_What this task involves_. Word for word, transcribe the lines below and drop the pictures.
Start of Extracted material
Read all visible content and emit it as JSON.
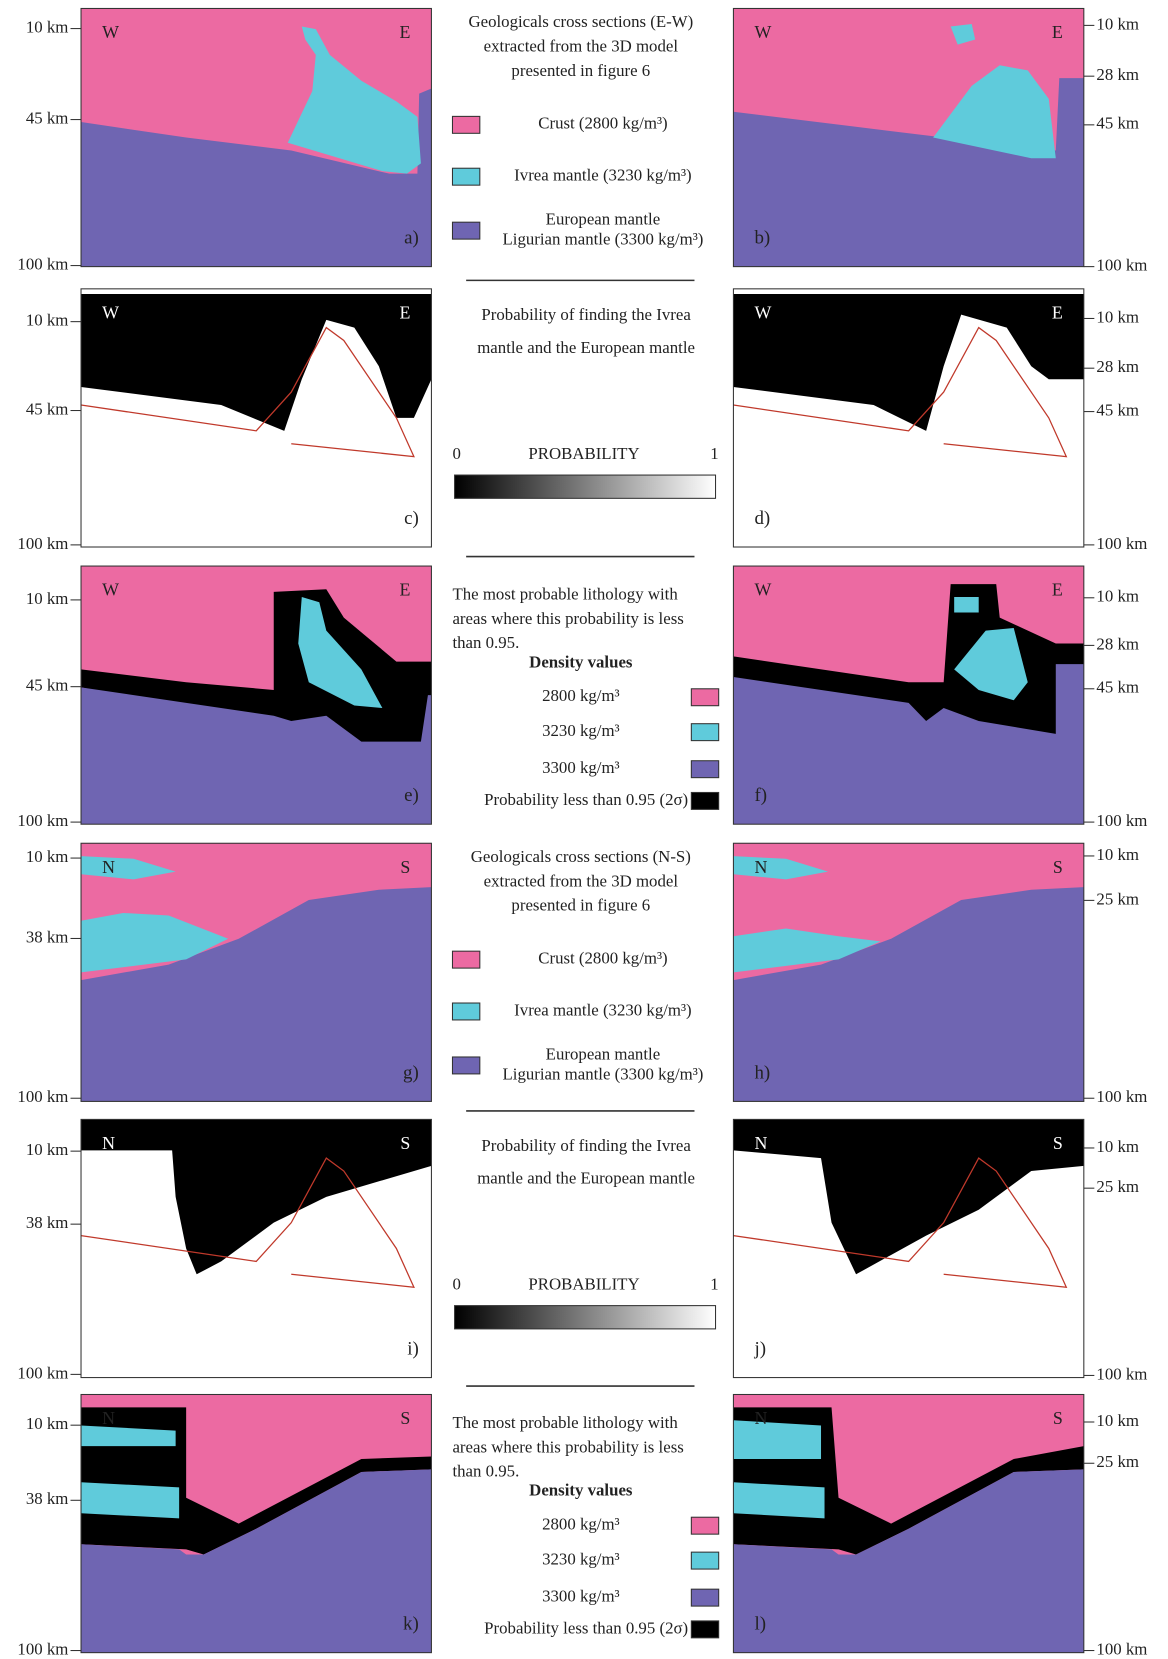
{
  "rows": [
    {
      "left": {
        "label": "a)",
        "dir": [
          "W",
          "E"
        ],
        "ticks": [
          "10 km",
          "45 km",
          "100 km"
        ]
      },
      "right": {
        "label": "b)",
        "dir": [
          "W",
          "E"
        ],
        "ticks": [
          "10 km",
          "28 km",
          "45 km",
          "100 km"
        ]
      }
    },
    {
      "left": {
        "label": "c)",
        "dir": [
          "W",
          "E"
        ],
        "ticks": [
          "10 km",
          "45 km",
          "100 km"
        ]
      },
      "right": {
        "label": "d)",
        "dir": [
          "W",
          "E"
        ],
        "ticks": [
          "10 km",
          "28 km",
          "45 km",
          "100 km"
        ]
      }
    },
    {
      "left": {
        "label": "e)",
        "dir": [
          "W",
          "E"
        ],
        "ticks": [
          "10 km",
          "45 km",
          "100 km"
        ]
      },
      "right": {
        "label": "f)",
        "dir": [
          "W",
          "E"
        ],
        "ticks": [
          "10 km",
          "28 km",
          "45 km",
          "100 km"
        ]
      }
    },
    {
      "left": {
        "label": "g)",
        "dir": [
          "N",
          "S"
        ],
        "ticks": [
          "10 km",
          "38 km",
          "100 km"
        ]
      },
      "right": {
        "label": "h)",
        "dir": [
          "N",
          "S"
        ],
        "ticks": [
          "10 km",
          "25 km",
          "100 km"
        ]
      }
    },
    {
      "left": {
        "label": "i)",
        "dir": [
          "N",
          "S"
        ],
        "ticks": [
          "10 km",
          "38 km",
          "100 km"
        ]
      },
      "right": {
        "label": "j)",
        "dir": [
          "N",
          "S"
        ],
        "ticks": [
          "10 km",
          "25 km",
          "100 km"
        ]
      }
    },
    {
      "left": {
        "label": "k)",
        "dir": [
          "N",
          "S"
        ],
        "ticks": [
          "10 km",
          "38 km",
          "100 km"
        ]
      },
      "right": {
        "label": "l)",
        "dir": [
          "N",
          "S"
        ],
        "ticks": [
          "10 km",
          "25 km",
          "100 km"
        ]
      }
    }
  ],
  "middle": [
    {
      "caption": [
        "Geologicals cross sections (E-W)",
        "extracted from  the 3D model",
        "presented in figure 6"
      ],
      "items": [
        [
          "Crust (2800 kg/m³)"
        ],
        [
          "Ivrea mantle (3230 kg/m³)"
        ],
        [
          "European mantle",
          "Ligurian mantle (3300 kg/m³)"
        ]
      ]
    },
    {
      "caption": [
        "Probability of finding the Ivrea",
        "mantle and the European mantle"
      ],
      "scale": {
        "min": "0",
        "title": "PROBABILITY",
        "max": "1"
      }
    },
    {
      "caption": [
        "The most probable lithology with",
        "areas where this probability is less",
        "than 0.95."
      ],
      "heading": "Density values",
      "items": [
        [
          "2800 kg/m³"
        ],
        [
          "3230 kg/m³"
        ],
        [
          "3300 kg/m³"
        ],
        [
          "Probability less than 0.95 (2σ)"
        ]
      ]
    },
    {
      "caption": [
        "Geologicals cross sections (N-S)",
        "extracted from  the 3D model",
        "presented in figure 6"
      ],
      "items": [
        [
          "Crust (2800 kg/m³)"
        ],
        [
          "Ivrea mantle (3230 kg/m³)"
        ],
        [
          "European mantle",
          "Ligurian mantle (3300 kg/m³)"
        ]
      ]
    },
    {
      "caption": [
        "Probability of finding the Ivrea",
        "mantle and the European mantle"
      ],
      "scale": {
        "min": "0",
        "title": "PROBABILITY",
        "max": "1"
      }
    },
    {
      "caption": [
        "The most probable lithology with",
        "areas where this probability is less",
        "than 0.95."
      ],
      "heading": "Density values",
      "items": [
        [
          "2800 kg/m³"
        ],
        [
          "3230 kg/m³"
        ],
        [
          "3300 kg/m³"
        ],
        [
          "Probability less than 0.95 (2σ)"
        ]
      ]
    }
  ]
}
End of Extracted material
_Solved problem_.
Read all visible content and emit it as JSON.
{
  "rows": [
    {
      "left": {
        "label": "a)",
        "dir": [
          "W",
          "E"
        ],
        "ticks": [
          "10 km",
          "45 km",
          "100 km"
        ]
      },
      "right": {
        "label": "b)",
        "dir": [
          "W",
          "E"
        ],
        "ticks": [
          "10 km",
          "28 km",
          "45 km",
          "100 km"
        ]
      }
    },
    {
      "left": {
        "label": "c)",
        "dir": [
          "W",
          "E"
        ],
        "ticks": [
          "10 km",
          "45 km",
          "100 km"
        ]
      },
      "right": {
        "label": "d)",
        "dir": [
          "W",
          "E"
        ],
        "ticks": [
          "10 km",
          "28 km",
          "45 km",
          "100 km"
        ]
      }
    },
    {
      "left": {
        "label": "e)",
        "dir": [
          "W",
          "E"
        ],
        "ticks": [
          "10 km",
          "45 km",
          "100 km"
        ]
      },
      "right": {
        "label": "f)",
        "dir": [
          "W",
          "E"
        ],
        "ticks": [
          "10 km",
          "28 km",
          "45 km",
          "100 km"
        ]
      }
    },
    {
      "left": {
        "label": "g)",
        "dir": [
          "N",
          "S"
        ],
        "ticks": [
          "10 km",
          "38 km",
          "100 km"
        ]
      },
      "right": {
        "label": "h)",
        "dir": [
          "N",
          "S"
        ],
        "ticks": [
          "10 km",
          "25 km",
          "100 km"
        ]
      }
    },
    {
      "left": {
        "label": "i)",
        "dir": [
          "N",
          "S"
        ],
        "ticks": [
          "10 km",
          "38 km",
          "100 km"
        ]
      },
      "right": {
        "label": "j)",
        "dir": [
          "N",
          "S"
        ],
        "ticks": [
          "10 km",
          "25 km",
          "100 km"
        ]
      }
    },
    {
      "left": {
        "label": "k)",
        "dir": [
          "N",
          "S"
        ],
        "ticks": [
          "10 km",
          "38 km",
          "100 km"
        ]
      },
      "right": {
        "label": "l)",
        "dir": [
          "N",
          "S"
        ],
        "ticks": [
          "10 km",
          "25 km",
          "100 km"
        ]
      }
    }
  ],
  "middle": [
    {
      "caption": [
        "Geologicals cross sections (E-W)",
        "extracted from  the 3D model",
        "presented in figure 6"
      ],
      "items": [
        [
          "Crust (2800 kg/m³)"
        ],
        [
          "Ivrea mantle (3230 kg/m³)"
        ],
        [
          "European mantle",
          "Ligurian mantle (3300 kg/m³)"
        ]
      ]
    },
    {
      "caption": [
        "Probability of finding the Ivrea",
        "mantle and the European mantle"
      ],
      "scale": {
        "min": "0",
        "title": "PROBABILITY",
        "max": "1"
      }
    },
    {
      "caption": [
        "The most probable lithology with",
        "areas where this probability is less",
        "than 0.95."
      ],
      "heading": "Density values",
      "items": [
        [
          "2800 kg/m³"
        ],
        [
          "3230 kg/m³"
        ],
        [
          "3300 kg/m³"
        ],
        [
          "Probability less than 0.95 (2σ)"
        ]
      ]
    },
    {
      "caption": [
        "Geologicals cross sections (N-S)",
        "extracted from  the 3D model",
        "presented in figure 6"
      ],
      "items": [
        [
          "Crust (2800 kg/m³)"
        ],
        [
          "Ivrea mantle (3230 kg/m³)"
        ],
        [
          "European mantle",
          "Ligurian mantle (3300 kg/m³)"
        ]
      ]
    },
    {
      "caption": [
        "Probability of finding the Ivrea",
        "mantle and the European mantle"
      ],
      "scale": {
        "min": "0",
        "title": "PROBABILITY",
        "max": "1"
      }
    },
    {
      "caption": [
        "The most probable lithology with",
        "areas where this probability is less",
        "than 0.95."
      ],
      "heading": "Density values",
      "items": [
        [
          "2800 kg/m³"
        ],
        [
          "3230 kg/m³"
        ],
        [
          "3300 kg/m³"
        ],
        [
          "Probability less than 0.95 (2σ)"
        ]
      ]
    }
  ]
}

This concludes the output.